Reproduce the lines starting at the very first line and ending at the line containing "The shroud 245 is at (415, 380).", substituting "top view" for "plan view" and leaving everything else unchanged.

━━ RECORDS SHOWN ━━

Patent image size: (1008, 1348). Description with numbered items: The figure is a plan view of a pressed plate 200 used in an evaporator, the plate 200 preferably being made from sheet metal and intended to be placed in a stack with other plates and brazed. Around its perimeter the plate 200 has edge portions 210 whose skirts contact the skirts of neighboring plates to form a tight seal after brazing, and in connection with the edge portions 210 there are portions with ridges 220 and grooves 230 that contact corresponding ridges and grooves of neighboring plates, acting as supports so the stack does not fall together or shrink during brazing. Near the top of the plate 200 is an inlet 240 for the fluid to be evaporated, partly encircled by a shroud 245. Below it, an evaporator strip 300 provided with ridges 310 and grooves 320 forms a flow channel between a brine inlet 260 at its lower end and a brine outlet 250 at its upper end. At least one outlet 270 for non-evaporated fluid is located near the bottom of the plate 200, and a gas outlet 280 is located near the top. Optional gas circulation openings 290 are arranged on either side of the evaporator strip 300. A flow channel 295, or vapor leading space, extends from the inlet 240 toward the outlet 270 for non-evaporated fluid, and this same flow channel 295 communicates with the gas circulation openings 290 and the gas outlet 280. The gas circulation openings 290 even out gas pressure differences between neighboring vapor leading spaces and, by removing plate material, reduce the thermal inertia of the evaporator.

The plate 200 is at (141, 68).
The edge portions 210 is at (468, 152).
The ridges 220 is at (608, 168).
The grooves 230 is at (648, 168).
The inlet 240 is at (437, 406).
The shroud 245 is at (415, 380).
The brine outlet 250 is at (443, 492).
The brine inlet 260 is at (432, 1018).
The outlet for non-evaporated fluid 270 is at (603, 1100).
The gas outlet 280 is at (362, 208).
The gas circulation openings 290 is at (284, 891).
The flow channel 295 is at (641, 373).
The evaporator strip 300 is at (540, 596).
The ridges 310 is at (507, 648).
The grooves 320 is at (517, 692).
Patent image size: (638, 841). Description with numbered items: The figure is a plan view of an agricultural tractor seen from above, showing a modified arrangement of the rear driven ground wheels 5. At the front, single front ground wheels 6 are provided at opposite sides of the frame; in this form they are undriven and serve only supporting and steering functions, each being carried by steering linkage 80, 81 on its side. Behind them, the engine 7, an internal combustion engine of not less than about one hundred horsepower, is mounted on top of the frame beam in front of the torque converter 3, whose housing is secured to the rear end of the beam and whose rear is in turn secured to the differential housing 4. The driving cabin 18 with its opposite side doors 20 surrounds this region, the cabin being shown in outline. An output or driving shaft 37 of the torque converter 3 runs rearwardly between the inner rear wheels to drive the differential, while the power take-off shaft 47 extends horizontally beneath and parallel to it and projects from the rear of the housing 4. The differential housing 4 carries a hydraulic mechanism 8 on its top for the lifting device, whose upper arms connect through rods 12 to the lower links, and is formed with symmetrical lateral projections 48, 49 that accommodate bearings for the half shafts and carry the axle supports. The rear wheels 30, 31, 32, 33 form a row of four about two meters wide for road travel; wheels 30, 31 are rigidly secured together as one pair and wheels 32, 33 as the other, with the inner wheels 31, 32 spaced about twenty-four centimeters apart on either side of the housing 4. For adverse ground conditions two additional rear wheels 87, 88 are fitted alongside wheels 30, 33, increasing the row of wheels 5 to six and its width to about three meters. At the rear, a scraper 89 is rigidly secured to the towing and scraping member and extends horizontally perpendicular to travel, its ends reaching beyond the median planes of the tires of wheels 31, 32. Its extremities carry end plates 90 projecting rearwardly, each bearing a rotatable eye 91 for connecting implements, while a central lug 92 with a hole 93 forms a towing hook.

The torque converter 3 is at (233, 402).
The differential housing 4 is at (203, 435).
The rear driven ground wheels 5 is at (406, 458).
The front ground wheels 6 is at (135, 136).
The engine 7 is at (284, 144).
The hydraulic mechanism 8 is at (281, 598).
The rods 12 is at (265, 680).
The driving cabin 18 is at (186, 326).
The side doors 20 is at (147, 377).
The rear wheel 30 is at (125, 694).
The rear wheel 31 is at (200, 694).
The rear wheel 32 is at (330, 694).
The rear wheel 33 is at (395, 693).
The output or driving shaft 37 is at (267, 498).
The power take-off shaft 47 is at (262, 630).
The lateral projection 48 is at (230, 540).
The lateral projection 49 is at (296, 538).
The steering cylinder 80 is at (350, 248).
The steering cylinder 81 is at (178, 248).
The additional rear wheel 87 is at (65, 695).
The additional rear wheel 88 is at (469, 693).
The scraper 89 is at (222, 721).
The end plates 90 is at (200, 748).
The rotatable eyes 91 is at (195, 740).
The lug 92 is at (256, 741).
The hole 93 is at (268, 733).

━━━

RESULT OF THIS EXERCISE:
Patent image size: (1008, 1348). Description with numbered items: The figure is a top view of a pressed plate 200 used in an evaporator, the plate 200 preferably being made from sheet metal and intended to be placed in a stack with other plates and brazed. Around its perimeter the plate 200 has edge portions 210 whose skirts contact the skirts of neighboring plates to form a tight seal after brazing, and in connection with the edge portions 210 there are portions with ridges 220 and grooves 230 that contact corresponding ridges and grooves of neighboring plates, acting as supports so the stack does not fall together or shrink during brazing. Near the top of the plate 200 is an inlet 240 for the fluid to be evaporated, partly encircled by a shroud 245. Below it, an evaporator strip 300 provided with ridges 310 and grooves 320 forms a flow channel between a brine inlet 260 at its lower end and a brine outlet 250 at its upper end. At least one outlet 270 for non-evaporated fluid is located near the bottom of the plate 200, and a gas outlet 280 is located near the top. Optional gas circulation openings 290 are arranged on either side of the evaporator strip 300. A flow channel 295, or vapor leading space, extends from the inlet 240 toward the outlet 270 for non-evaporated fluid, and this same flow channel 295 communicates with the gas circulation openings 290 and the gas outlet 280. The gas circulation openings 290 even out gas pressure differences between neighboring vapor leading spaces and, by removing plate material, reduce the thermal inertia of the evaporator.

The plate 200 is at (141, 68).
The edge portions 210 is at (468, 152).
The ridges 220 is at (608, 168).
The grooves 230 is at (648, 168).
The inlet 240 is at (437, 406).
The shroud 245 is at (415, 380).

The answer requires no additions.